# [REQUEST]
Copy every line of the data that contains the string "PMMA".

**** GIVEN DATA ****

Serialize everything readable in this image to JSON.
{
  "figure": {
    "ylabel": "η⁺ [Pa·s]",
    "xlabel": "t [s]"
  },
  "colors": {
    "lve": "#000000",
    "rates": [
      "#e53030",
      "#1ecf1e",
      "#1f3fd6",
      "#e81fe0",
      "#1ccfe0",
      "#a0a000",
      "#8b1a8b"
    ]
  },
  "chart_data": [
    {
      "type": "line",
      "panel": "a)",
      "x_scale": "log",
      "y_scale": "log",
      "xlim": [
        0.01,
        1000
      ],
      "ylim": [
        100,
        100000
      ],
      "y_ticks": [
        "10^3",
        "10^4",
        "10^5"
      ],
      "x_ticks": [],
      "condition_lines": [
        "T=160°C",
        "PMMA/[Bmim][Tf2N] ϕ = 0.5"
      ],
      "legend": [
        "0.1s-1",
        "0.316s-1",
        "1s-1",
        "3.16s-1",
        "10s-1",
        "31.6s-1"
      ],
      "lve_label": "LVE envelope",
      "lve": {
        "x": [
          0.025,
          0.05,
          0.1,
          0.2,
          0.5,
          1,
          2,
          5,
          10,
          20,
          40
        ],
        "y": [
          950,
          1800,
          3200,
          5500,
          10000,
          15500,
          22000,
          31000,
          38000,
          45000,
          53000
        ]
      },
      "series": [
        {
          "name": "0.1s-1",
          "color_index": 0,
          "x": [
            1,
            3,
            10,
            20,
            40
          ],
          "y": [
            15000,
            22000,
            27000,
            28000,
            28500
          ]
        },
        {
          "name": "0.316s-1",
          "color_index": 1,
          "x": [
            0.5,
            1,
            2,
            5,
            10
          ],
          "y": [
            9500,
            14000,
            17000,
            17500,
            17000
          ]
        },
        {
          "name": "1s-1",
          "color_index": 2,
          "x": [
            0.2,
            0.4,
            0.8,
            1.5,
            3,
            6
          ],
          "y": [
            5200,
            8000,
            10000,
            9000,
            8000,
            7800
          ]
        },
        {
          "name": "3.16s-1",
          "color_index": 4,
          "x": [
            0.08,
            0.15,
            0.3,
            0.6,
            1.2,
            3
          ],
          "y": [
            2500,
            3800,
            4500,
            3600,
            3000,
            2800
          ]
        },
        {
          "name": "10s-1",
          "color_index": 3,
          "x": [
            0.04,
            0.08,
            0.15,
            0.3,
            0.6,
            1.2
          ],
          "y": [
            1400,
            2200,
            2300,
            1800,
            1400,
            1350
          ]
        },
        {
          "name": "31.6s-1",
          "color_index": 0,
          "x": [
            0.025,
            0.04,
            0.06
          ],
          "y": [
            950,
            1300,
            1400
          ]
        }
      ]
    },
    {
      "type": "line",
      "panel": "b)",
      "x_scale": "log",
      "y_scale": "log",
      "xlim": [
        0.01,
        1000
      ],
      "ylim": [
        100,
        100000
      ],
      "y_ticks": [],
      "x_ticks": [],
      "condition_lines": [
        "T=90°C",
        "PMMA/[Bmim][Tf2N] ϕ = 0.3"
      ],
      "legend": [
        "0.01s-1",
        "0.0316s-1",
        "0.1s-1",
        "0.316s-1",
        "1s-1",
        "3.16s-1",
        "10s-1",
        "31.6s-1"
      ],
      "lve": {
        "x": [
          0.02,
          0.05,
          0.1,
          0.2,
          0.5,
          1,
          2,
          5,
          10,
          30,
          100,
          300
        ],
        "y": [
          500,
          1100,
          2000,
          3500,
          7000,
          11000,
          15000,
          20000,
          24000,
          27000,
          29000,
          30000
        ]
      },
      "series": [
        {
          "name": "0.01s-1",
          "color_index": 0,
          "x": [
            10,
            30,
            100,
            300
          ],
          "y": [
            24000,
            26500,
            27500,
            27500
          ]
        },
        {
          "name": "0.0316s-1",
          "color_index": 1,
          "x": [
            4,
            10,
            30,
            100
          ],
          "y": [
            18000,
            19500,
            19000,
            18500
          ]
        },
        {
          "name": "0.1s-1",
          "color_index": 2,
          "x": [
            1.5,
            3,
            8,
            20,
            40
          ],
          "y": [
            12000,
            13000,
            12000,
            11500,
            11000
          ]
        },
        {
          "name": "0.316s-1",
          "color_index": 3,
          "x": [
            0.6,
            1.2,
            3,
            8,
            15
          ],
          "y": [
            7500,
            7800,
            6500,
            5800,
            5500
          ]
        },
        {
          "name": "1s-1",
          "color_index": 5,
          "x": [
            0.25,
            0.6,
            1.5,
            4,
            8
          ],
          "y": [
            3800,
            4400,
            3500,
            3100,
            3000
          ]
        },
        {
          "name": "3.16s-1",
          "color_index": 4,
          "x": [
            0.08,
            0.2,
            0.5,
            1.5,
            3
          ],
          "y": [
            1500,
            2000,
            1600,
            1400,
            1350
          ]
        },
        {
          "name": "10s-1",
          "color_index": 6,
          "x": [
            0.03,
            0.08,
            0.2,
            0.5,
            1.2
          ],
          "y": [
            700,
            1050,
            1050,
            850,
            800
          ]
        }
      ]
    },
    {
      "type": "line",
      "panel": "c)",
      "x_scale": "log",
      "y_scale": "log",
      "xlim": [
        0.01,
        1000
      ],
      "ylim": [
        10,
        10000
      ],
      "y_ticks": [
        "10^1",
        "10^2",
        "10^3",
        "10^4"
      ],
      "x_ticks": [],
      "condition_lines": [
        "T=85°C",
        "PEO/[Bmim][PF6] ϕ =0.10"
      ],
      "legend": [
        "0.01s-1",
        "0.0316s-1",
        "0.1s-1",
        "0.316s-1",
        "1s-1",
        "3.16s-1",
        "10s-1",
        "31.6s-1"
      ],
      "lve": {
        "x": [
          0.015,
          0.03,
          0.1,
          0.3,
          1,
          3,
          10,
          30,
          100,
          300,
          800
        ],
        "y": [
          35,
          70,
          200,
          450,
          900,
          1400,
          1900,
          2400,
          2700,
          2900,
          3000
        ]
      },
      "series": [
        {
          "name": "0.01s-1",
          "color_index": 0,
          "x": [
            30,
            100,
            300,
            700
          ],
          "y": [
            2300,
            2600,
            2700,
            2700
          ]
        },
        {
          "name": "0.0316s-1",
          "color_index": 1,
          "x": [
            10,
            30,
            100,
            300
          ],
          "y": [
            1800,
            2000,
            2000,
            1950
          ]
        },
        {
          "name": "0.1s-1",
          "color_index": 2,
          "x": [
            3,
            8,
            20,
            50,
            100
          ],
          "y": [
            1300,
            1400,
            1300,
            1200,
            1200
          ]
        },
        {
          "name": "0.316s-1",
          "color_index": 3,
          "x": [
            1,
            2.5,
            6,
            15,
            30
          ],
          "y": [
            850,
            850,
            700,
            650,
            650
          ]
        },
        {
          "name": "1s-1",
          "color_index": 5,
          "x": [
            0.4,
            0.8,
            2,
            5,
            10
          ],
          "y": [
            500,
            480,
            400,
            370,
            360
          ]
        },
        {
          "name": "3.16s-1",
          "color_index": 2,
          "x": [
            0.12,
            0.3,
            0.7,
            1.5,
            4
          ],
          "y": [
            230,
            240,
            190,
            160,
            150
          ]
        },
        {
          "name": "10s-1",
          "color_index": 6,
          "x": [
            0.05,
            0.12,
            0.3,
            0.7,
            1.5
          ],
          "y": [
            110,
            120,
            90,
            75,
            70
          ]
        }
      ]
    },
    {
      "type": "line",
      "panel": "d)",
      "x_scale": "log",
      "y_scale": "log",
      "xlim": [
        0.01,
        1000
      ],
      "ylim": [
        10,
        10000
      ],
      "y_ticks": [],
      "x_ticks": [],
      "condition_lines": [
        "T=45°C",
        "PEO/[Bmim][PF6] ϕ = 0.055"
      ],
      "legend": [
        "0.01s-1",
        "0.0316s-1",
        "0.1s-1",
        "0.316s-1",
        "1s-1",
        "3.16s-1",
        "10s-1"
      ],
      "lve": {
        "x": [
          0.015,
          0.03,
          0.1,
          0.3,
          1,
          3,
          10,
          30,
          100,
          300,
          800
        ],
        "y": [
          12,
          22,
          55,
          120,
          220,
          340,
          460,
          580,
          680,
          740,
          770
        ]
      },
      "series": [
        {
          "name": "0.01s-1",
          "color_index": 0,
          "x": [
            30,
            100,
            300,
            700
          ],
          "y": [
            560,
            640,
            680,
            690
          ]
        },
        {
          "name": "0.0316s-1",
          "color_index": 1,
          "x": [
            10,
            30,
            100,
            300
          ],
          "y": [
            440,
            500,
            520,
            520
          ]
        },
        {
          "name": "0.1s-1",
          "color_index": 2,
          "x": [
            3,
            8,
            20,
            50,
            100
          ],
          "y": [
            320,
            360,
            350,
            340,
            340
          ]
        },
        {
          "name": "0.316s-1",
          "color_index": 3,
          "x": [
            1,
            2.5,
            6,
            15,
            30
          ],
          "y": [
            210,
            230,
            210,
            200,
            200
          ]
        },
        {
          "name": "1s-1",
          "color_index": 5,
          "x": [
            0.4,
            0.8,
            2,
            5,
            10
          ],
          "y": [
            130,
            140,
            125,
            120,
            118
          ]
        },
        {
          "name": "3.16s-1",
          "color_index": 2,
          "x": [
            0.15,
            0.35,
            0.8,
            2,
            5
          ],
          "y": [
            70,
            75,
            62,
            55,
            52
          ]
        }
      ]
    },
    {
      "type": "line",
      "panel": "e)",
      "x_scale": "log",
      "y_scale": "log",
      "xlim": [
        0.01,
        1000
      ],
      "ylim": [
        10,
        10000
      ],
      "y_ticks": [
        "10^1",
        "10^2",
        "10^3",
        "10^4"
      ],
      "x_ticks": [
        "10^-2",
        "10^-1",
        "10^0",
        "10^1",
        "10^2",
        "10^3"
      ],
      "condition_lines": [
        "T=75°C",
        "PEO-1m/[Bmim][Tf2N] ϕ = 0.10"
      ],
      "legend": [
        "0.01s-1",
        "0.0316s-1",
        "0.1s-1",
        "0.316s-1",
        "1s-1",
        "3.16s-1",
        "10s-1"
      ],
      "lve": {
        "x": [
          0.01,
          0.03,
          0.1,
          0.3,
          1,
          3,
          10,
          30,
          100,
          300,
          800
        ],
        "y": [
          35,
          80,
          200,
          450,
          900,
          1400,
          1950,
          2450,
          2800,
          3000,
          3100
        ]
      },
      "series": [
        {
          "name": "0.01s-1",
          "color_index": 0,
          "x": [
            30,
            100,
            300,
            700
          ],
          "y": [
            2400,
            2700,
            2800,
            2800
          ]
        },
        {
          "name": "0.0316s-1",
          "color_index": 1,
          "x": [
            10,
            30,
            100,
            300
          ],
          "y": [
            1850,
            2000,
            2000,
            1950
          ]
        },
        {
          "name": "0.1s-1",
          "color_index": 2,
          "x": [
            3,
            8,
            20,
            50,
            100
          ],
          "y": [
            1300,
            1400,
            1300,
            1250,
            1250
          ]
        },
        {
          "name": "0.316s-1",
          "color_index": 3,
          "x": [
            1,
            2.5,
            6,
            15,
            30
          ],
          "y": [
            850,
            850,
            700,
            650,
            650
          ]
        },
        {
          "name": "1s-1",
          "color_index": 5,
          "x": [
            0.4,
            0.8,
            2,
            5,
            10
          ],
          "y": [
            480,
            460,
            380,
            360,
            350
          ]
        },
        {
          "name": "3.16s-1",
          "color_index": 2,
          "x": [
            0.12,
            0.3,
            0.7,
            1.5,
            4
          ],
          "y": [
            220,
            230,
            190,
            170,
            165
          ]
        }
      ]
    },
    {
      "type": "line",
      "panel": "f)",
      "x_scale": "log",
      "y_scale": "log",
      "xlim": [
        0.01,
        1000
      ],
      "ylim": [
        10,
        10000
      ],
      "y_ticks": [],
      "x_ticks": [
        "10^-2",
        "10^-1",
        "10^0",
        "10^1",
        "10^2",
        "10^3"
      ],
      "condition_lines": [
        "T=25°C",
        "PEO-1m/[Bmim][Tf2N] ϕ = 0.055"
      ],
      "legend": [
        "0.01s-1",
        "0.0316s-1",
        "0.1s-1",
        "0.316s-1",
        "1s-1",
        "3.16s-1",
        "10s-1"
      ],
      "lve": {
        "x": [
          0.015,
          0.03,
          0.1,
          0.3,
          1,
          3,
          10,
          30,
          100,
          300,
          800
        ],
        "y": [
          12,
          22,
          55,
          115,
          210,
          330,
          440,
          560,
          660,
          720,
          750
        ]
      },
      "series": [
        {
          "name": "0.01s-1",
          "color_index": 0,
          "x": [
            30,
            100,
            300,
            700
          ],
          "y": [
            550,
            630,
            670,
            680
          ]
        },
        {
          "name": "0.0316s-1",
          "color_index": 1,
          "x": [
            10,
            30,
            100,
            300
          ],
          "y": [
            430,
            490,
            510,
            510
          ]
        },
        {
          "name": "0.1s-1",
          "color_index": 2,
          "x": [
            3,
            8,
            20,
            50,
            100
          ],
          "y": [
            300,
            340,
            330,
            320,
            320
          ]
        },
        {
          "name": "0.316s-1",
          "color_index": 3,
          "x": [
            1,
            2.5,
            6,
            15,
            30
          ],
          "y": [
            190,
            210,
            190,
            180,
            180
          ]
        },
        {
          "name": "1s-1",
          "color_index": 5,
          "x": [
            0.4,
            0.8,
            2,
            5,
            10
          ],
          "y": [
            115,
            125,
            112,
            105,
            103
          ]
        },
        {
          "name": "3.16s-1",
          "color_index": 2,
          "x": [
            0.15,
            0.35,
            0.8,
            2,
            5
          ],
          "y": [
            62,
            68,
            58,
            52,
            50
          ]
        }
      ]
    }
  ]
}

****

# [EXPECTED ANSWER]
        "PMMA/[Bmim][Tf2N] ϕ = 0.5"
        "PMMA/[Bmim][Tf2N] ϕ = 0.3"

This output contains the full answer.